## EXERCISE PROMPT
In how many lines of the data does the word "INTERNATIONALE" appear? Give the number by itself.

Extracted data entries
● ● ● ● ● ● ●

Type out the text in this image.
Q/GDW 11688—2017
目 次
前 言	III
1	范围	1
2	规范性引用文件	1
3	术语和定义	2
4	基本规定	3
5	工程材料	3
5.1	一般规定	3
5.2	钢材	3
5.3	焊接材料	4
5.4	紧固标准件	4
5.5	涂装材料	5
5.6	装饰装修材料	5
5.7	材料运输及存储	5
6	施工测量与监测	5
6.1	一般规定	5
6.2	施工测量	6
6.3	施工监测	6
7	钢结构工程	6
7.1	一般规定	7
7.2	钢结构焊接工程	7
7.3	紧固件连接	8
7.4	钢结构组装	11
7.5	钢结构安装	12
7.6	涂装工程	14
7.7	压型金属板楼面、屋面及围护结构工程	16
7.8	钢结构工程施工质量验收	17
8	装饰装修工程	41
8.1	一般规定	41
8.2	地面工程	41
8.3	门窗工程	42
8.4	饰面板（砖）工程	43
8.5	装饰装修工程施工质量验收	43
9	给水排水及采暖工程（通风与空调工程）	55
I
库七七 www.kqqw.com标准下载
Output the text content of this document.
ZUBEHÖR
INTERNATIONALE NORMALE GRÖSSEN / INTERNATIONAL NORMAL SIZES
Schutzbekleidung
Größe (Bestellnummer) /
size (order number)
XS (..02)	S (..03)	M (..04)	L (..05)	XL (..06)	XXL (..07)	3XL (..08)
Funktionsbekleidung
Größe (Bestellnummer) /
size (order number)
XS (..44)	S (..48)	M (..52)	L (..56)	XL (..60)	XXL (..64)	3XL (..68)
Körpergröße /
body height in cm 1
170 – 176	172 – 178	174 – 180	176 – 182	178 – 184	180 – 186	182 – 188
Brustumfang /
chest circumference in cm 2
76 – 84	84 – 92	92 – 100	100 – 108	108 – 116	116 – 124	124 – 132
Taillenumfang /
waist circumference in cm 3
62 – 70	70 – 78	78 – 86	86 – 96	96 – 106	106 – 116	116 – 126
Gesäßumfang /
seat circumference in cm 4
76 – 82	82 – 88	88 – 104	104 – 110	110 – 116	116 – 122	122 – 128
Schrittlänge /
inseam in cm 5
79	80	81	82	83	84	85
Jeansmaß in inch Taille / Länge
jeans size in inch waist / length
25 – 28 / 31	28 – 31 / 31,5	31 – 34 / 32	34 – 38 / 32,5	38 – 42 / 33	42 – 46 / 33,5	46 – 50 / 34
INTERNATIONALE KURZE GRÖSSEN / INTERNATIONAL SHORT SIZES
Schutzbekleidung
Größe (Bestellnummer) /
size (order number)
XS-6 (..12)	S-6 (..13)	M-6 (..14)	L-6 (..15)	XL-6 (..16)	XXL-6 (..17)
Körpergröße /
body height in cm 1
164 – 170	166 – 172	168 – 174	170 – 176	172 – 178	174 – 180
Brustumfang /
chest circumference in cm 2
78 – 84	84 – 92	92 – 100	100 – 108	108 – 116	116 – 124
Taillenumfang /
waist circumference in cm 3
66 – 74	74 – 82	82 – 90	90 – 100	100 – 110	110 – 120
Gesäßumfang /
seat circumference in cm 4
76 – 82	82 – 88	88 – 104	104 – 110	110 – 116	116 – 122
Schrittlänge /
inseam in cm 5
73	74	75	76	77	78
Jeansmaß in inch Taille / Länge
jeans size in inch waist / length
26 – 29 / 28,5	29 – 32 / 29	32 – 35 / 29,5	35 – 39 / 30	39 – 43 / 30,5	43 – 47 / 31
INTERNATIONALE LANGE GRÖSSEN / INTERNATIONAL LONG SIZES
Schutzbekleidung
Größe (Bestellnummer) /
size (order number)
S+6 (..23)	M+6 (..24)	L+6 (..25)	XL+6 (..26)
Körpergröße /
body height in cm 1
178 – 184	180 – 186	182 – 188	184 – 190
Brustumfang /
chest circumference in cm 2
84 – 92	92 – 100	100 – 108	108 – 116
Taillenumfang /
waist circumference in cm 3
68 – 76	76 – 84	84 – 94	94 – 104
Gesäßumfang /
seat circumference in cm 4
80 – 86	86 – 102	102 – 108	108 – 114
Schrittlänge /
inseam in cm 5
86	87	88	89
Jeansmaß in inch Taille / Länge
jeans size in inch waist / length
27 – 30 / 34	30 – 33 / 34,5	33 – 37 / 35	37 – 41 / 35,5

● ● ● ● ● ● ●

## EXERCISE OUTPUT
3